The request →
Tell how many lines in these records contain the string "condition", with only the number as the reply.

Record extracts →
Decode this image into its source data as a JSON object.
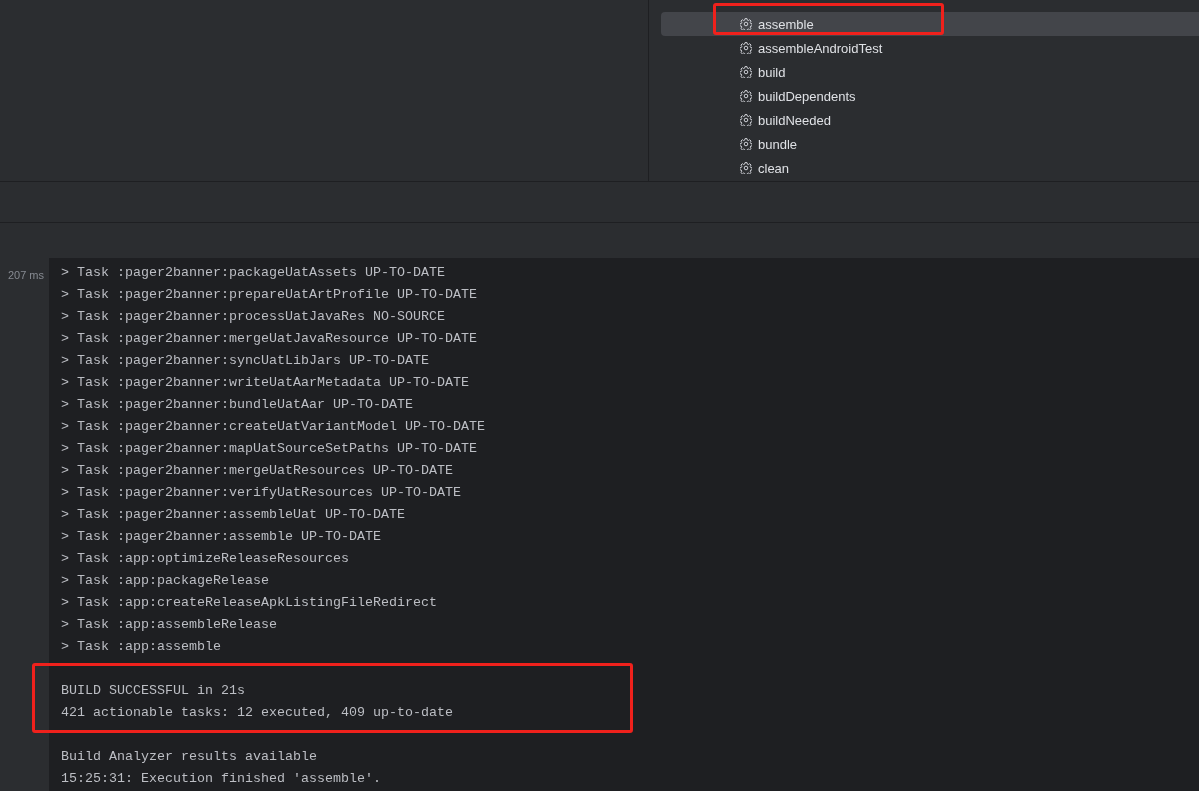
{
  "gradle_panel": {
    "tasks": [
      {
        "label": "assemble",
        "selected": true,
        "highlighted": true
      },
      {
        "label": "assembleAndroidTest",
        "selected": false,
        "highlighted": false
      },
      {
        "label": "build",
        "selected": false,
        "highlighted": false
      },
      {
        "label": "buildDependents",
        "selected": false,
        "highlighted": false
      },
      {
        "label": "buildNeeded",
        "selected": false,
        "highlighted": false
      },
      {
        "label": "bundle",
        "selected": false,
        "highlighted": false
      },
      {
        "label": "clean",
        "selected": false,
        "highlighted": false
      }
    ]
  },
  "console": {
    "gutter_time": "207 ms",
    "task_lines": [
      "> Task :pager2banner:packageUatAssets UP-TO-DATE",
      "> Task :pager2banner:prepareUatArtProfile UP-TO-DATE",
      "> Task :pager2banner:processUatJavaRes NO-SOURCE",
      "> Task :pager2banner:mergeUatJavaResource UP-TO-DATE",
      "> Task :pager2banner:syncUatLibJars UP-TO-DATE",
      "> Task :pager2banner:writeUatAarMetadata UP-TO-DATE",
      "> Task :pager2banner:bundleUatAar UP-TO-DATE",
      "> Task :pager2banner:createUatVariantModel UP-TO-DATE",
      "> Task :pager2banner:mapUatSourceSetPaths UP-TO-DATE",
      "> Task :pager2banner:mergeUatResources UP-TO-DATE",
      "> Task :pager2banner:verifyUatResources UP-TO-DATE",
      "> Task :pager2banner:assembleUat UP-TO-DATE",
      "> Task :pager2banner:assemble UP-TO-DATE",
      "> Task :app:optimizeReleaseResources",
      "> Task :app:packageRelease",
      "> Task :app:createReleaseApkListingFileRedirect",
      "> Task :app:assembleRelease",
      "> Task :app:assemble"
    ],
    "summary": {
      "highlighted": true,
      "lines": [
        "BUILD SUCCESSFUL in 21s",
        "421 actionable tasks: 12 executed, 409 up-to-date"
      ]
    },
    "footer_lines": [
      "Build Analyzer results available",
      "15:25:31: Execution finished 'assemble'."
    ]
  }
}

==

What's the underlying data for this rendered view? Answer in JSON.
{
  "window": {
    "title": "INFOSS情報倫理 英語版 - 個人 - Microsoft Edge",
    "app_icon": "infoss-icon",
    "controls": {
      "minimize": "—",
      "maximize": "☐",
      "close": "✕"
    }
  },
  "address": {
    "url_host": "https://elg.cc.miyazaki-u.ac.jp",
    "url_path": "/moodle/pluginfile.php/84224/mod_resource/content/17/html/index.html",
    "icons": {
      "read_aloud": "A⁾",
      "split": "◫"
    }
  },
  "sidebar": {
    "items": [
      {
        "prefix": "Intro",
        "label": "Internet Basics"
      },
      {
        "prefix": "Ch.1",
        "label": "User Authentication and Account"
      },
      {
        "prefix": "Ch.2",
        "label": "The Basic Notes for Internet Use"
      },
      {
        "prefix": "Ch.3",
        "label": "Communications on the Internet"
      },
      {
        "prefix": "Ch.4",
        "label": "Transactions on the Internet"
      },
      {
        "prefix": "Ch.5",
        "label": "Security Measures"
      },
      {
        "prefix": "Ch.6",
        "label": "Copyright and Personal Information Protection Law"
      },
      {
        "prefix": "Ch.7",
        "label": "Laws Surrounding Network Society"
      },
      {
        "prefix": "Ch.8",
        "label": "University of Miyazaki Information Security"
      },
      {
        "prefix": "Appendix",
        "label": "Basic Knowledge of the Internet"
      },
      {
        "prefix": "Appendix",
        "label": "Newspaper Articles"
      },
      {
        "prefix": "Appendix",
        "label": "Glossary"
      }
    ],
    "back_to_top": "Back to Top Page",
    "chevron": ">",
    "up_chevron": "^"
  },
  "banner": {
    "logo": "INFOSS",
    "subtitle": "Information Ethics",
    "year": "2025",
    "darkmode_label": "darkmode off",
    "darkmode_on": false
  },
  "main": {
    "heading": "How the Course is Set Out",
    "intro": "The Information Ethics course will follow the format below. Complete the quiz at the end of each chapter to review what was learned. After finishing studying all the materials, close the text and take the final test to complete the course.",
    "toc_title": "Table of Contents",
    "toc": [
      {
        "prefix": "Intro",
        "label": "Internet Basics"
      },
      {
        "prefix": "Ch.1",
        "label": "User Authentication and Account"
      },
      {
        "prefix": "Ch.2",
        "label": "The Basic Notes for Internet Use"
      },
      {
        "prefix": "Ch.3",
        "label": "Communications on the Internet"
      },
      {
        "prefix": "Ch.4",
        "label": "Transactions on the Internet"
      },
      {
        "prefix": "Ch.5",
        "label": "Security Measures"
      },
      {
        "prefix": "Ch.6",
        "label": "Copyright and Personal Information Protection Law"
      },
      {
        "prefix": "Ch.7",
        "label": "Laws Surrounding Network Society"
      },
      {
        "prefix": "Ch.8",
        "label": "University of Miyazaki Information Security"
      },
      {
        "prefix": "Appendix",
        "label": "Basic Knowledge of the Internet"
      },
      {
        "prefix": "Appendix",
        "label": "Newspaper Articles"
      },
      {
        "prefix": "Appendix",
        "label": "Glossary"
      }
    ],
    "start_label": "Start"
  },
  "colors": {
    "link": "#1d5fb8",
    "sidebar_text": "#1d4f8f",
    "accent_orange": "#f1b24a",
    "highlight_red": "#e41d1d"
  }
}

* * *

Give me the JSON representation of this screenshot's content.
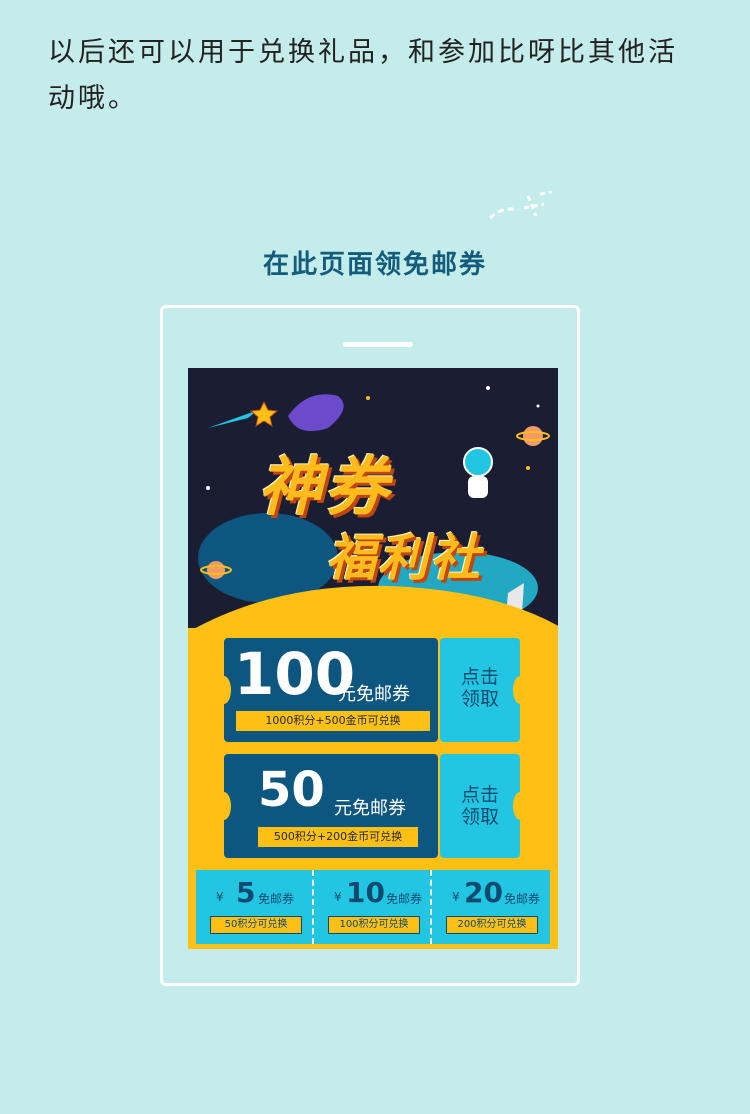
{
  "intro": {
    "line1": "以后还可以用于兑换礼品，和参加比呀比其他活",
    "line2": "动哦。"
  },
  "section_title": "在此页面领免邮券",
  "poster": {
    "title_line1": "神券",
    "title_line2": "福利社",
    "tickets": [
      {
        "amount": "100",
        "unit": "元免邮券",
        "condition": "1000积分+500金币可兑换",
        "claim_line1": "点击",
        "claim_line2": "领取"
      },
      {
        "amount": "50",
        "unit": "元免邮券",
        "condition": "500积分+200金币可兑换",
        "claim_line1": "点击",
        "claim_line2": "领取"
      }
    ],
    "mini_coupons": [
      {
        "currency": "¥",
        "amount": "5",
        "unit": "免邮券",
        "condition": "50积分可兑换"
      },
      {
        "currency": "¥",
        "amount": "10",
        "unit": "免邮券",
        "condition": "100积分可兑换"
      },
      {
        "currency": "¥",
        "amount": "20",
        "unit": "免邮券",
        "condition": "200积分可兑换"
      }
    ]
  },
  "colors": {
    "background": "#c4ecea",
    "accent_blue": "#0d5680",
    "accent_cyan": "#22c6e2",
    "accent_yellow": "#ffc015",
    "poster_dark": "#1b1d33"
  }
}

Full response →
5